PROBLEM —
Each line of the listing that contains the word "this" is to be copied.

[Figure record extracts]
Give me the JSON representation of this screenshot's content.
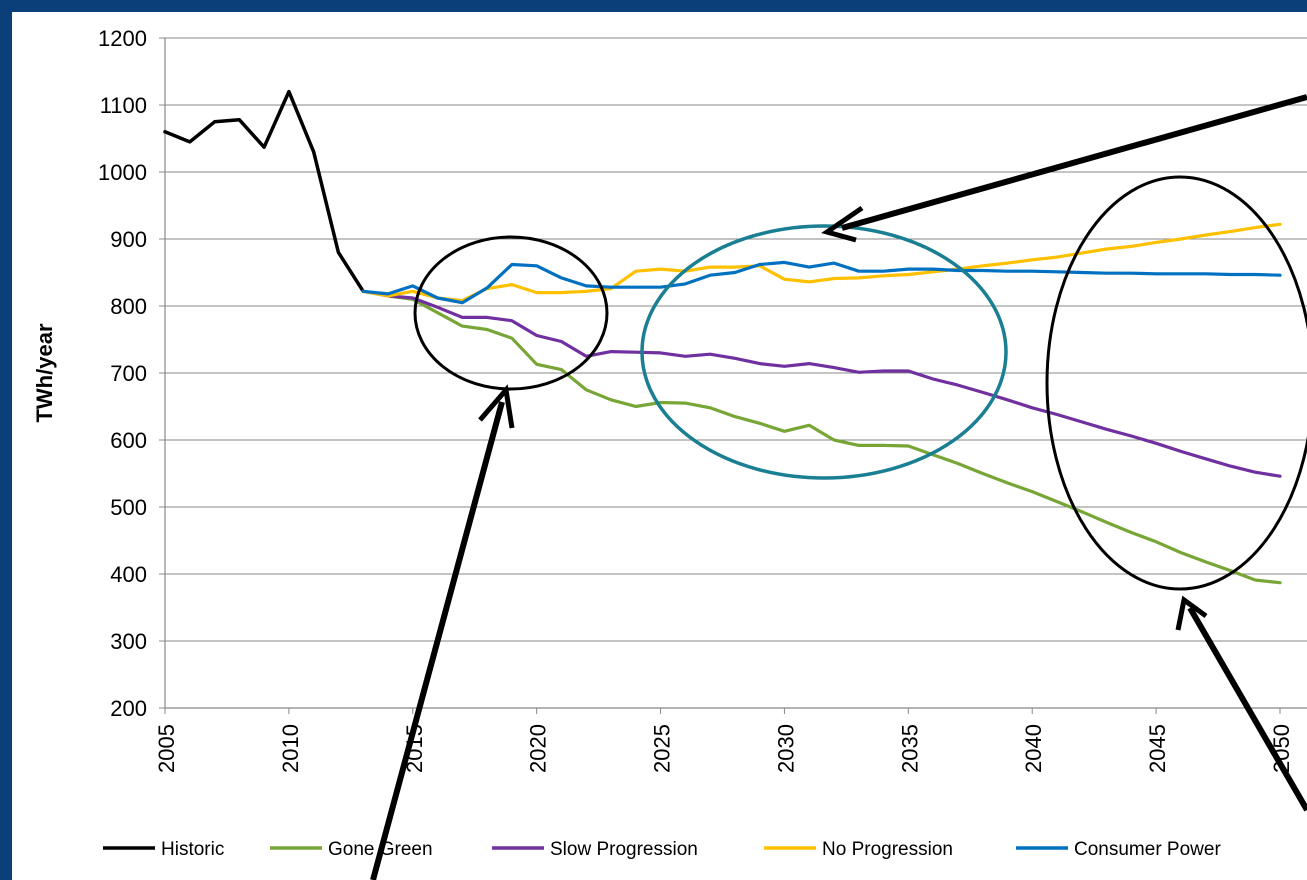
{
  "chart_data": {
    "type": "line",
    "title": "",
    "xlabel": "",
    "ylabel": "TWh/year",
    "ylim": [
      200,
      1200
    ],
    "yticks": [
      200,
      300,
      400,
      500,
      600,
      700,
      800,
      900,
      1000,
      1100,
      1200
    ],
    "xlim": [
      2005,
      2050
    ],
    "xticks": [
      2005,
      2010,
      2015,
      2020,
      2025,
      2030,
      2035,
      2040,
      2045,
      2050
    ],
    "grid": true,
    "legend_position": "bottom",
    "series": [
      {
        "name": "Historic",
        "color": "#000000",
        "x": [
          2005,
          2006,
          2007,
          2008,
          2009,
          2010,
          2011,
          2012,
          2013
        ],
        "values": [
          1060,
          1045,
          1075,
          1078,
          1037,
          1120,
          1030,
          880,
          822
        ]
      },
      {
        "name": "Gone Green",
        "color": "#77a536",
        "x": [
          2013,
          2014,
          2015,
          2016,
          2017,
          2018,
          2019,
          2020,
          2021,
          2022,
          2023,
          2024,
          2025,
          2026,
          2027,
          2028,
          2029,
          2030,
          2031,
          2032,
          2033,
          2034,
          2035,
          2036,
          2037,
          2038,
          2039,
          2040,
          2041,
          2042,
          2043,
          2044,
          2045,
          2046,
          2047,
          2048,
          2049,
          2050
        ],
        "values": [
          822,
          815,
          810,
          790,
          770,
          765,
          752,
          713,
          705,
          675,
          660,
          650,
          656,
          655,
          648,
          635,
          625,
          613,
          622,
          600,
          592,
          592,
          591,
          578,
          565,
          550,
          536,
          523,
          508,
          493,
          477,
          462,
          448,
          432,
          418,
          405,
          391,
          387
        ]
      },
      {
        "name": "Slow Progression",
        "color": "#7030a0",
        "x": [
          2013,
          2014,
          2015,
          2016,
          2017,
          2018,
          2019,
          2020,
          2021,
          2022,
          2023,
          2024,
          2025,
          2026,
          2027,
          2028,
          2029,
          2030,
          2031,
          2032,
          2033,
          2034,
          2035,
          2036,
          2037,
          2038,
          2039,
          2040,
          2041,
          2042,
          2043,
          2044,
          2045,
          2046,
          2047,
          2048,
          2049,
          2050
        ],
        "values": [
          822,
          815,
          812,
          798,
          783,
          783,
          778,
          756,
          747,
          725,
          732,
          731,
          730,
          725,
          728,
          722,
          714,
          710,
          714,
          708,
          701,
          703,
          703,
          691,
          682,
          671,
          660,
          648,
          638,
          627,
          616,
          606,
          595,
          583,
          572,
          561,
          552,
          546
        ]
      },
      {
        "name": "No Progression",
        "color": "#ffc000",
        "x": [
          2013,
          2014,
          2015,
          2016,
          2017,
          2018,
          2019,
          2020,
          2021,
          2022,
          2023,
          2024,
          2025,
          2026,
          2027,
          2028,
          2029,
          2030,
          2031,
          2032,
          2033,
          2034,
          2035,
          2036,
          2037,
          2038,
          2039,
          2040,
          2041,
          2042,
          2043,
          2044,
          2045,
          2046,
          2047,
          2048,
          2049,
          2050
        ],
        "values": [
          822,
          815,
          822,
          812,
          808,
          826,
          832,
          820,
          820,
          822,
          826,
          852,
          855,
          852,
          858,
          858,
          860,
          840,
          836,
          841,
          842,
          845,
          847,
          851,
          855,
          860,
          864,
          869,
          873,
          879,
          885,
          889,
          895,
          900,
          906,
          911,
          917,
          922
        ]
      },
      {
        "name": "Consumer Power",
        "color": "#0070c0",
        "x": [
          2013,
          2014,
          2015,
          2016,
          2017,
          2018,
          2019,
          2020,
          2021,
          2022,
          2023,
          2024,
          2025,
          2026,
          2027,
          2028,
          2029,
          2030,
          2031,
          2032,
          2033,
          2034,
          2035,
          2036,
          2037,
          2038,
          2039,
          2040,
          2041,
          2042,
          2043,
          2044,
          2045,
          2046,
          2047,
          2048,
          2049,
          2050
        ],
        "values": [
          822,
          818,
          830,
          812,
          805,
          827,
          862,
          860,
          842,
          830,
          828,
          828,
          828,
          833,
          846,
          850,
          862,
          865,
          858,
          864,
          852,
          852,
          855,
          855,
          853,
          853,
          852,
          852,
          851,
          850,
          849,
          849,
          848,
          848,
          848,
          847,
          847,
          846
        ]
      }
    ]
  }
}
* * *
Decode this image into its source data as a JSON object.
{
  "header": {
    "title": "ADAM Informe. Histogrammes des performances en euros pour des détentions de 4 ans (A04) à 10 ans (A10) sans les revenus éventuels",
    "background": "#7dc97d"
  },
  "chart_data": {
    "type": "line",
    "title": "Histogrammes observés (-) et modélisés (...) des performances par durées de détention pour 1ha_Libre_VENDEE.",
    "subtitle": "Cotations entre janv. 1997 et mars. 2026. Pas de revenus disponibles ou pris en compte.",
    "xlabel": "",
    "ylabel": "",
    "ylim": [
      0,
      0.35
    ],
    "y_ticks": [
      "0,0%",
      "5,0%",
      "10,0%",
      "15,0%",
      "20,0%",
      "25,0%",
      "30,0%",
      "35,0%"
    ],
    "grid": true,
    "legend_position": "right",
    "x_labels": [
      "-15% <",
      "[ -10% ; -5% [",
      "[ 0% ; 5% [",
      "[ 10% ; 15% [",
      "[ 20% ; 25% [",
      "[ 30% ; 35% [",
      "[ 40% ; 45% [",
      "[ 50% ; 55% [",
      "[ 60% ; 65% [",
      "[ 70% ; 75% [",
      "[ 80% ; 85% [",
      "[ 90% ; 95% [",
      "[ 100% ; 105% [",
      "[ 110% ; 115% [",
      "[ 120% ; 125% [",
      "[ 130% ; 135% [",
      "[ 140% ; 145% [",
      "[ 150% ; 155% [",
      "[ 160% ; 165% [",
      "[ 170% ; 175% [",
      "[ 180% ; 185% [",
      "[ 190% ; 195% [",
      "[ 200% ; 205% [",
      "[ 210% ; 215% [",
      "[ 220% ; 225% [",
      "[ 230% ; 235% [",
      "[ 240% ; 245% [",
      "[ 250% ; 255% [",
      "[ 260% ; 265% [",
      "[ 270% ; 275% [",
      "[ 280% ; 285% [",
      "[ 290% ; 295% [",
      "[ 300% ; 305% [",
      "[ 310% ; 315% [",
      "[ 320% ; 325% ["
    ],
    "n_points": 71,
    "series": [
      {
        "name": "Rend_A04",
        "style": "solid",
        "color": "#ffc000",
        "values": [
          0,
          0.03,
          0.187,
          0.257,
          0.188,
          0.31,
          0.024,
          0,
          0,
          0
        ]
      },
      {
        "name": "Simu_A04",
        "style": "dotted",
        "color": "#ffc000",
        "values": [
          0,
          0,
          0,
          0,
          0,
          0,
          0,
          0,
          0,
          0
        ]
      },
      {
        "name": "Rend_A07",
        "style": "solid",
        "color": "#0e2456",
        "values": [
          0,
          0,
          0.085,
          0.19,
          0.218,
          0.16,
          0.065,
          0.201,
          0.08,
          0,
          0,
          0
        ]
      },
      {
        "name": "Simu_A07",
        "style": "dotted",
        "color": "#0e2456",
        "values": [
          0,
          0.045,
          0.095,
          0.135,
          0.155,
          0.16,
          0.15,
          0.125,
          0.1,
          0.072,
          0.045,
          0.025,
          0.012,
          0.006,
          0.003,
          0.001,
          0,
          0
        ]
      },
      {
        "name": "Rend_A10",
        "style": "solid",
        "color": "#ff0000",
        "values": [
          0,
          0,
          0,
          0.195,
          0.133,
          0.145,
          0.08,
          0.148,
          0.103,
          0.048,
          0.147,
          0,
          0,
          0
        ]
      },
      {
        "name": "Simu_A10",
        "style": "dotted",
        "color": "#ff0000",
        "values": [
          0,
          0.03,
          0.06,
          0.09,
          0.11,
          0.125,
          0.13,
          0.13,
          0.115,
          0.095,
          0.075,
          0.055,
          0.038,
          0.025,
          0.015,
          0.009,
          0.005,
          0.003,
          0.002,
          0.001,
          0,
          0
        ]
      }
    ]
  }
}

SOLUTION —
Give me the JSON representation of this screenshot's content.
Decode this image into its source data as a JSON object.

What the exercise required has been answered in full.